(TEXT SEGMENT):
________

COP-Out? World’s Largest Polluter Won’t Attend Climate Summit, Kerry Pessimistic On Progress

Update: As if to confirm the shitshow we expected below, just two weeks before a crucial summit in Rome, Bloomberg reports that the world’s major economies are gridlocked in their efforts to agree concrete steps to tackle climate change.

Preparatory talks between G-20 officials this week failed to end in an agreement to reduce coal subsidies and curb methane emissions. There wasn’t even a consensus on striving toward net-zero emissions and limiting global warming to 1.5 degrees from pre-industrial levels, according to three people familiar with the matter.

China and India, two of the world’s biggest emitters and largest coal users, have failed to submit updated climate pledges.

One person described the negotiating round as a disaster.

Are they all suddenly realizing at once – amid the glorious FUBAR situation occurring in global energy markets – that their goals are a) infeasible, b) a giant waste of time and money without China’s firm commitmentm and c) will create social unrest and lead to them losing their political power.

________

(ABOUT THIS EXERCISE):
Answer these questions from the climate summit article:
(a) In which city is the crucial summit being held?
(b) Which two countries have failed to submit updated climate pledges?
(c) How did one person describe the negotiating round?

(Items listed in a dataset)
________

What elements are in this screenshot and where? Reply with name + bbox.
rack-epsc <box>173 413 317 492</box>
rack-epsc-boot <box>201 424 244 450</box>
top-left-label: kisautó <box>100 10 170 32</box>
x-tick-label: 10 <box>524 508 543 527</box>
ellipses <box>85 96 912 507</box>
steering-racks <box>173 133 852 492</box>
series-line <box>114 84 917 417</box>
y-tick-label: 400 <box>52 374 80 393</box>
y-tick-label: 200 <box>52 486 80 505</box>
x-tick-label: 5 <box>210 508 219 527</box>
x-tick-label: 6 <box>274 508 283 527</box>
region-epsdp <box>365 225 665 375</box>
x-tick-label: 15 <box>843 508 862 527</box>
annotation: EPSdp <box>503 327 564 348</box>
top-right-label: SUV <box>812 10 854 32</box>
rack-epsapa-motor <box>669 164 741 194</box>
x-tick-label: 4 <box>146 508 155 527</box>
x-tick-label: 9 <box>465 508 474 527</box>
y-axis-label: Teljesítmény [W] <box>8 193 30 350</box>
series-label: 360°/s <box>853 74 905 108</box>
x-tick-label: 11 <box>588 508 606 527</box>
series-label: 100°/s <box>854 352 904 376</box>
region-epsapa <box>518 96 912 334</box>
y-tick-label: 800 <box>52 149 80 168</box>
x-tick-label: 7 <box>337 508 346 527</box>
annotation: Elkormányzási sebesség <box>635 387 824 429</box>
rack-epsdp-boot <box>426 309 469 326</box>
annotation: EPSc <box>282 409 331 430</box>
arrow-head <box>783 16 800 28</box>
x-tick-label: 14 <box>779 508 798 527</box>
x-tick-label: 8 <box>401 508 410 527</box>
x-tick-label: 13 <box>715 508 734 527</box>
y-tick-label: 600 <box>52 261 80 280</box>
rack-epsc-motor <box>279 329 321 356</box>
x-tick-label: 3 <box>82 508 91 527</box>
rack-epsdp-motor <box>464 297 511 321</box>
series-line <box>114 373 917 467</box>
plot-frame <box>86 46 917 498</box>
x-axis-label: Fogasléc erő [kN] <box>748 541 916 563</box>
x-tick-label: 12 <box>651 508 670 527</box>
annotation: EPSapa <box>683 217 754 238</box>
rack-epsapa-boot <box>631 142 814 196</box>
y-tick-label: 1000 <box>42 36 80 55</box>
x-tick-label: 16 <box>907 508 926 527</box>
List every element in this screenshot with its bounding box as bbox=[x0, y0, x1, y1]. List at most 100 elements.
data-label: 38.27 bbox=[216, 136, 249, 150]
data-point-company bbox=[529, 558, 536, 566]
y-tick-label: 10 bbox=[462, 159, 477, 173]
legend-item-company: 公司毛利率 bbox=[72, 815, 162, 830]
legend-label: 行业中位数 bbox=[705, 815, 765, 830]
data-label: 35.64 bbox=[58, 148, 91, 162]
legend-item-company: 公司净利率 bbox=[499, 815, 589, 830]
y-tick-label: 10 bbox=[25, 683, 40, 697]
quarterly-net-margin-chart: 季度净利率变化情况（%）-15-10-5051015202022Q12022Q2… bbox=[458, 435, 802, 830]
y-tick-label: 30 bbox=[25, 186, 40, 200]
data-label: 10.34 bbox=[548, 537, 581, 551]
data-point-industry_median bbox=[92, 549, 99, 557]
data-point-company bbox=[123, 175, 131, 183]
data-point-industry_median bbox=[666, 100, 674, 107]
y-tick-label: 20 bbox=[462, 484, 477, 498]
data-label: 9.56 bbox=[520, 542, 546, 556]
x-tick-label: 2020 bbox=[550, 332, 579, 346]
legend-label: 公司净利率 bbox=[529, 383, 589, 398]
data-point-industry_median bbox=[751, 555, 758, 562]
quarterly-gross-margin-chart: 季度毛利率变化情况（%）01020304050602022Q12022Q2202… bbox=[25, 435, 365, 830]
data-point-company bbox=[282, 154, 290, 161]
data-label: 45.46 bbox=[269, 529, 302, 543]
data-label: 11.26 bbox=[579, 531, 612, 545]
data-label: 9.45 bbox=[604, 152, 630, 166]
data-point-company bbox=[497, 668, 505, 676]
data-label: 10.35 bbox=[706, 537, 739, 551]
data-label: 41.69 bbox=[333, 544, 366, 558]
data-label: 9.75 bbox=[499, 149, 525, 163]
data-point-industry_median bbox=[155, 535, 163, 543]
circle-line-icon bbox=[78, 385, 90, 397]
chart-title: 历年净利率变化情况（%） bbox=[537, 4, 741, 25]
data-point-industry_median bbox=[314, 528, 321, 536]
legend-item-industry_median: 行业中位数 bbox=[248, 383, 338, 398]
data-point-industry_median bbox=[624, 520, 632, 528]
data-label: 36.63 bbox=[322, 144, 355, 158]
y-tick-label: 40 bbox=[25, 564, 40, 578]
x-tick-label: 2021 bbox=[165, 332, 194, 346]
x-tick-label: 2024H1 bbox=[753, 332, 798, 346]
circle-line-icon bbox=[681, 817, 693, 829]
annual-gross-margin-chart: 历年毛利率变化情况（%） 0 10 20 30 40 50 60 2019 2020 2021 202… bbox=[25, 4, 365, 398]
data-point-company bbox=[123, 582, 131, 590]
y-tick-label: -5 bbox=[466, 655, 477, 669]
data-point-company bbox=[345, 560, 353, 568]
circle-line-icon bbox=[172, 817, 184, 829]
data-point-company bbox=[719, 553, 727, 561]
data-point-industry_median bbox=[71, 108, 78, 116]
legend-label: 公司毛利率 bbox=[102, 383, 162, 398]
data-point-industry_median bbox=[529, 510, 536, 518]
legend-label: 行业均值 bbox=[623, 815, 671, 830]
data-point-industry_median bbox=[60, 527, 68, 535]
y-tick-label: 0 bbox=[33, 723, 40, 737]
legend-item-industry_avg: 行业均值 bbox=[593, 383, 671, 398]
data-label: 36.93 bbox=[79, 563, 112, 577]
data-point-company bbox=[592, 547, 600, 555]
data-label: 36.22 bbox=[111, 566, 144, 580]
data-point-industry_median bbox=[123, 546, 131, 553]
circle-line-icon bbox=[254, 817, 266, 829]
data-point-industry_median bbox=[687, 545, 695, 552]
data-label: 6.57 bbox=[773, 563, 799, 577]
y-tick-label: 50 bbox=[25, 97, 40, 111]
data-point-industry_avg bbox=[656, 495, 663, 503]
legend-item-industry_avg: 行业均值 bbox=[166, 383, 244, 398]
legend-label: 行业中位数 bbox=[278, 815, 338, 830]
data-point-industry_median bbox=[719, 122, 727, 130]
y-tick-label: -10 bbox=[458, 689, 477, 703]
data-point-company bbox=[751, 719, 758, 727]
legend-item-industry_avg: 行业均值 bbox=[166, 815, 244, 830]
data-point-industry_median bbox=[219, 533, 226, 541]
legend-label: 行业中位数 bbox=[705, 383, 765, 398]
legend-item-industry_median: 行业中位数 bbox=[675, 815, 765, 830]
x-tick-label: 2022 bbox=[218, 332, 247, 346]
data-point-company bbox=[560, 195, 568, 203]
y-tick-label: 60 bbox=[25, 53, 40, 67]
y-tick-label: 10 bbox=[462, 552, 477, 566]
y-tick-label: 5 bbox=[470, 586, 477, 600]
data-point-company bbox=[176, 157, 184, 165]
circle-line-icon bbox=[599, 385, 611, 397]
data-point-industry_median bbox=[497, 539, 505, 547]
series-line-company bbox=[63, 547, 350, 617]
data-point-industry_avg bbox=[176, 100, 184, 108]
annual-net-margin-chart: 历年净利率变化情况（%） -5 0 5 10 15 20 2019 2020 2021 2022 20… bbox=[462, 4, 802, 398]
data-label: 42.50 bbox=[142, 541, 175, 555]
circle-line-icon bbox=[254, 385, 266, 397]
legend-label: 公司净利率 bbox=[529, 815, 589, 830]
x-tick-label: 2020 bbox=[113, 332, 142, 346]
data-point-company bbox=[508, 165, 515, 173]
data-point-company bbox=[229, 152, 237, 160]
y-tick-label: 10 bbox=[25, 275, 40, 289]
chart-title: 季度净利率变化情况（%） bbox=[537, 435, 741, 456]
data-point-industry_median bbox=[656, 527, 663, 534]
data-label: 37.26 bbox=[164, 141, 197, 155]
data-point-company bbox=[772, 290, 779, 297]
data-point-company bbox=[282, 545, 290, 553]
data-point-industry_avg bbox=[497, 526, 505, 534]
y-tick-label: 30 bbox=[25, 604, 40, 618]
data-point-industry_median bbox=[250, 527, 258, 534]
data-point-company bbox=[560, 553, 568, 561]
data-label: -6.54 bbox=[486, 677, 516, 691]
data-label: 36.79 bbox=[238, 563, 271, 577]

________

(ANSWER SPACE):
(a) Rome
(b) China and India
(c) As a disaster